Given exercise
Each entry must be given again exactly; images do not belong in the copy.

[Saved entries]
━━━━━━━━━━━━━━━━━━━━
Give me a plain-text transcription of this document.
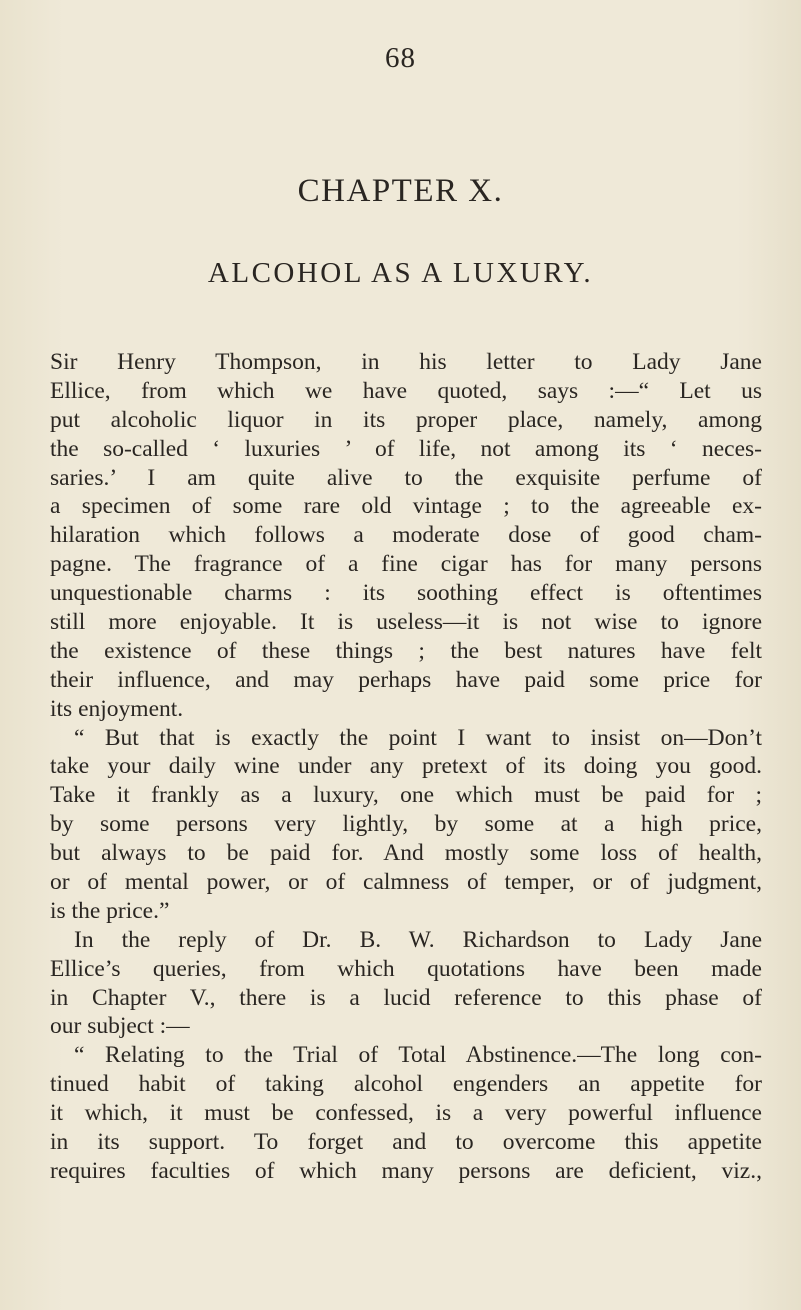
68
CHAPTER X.
ALCOHOL AS A LUXURY.
Sir Henry Thompson, in his letter to Lady Jane
Ellice, from which we have quoted, says :—“ Let us
put alcoholic liquor in its proper place, namely, among
the so-called ‘ luxuries ’ of life, not among its ‘ neces-
saries.’ I am quite alive to the exquisite perfume of
a specimen of some rare old vintage ; to the agreeable ex-
hilaration which follows a moderate dose of good cham-
pagne. The fragrance of a fine cigar has for many persons
unquestionable charms : its soothing effect is oftentimes
still more enjoyable. It is useless—it is not wise to ignore
the existence of these things ; the best natures have felt
their influence, and may perhaps have paid some price for
its enjoyment.
“ But that is exactly the point I want to insist on—Don’t
take your daily wine under any pretext of its doing you good.
Take it frankly as a luxury, one which must be paid for ;
by some persons very lightly, by some at a high price,
but always to be paid for. And mostly some loss of health,
or of mental power, or of calmness of temper, or of judgment,
is the price.”
In the reply of Dr. B. W. Richardson to Lady Jane
Ellice’s queries, from which quotations have been made
in Chapter V., there is a lucid reference to this phase of
our subject :—
“ Relating to the Trial of Total Abstinence.—The long con-
tinued habit of taking alcohol engenders an appetite for
it which, it must be confessed, is a very powerful influence
in its support. To forget and to overcome this appetite
requires faculties of which many persons are deficient, viz.,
━━━━━━━━━━━━━━━━━━━━
Solution for this task
Give me a plain-text transcription of this document.
68
CHAPTER X.
ALCOHOL AS A LUXURY.
Sir Henry Thompson, in his letter to Lady Jane
Ellice, from which we have quoted, says :—“ Let us
put alcoholic liquor in its proper place, namely, among
the so-called ‘ luxuries ’ of life, not among its ‘ neces-
saries.’ I am quite alive to the exquisite perfume of
a specimen of some rare old vintage ; to the agreeable ex-
hilaration which follows a moderate dose of good cham-
pagne. The fragrance of a fine cigar has for many persons
unquestionable charms : its soothing effect is oftentimes
still more enjoyable. It is useless—it is not wise to ignore
the existence of these things ; the best natures have felt
their influence, and may perhaps have paid some price for
its enjoyment.
“ But that is exactly the point I want to insist on—Don’t
take your daily wine under any pretext of its doing you good.
Take it frankly as a luxury, one which must be paid for ;
by some persons very lightly, by some at a high price,
but always to be paid for. And mostly some loss of health,
or of mental power, or of calmness of temper, or of judgment,
is the price.”
In the reply of Dr. B. W. Richardson to Lady Jane
Ellice’s queries, from which quotations have been made
in Chapter V., there is a lucid reference to this phase of
our subject :—
“ Relating to the Trial of Total Abstinence.—The long con-
tinued habit of taking alcohol engenders an appetite for
it which, it must be confessed, is a very powerful influence
in its support. To forget and to overcome this appetite
requires faculties of which many persons are deficient, viz.,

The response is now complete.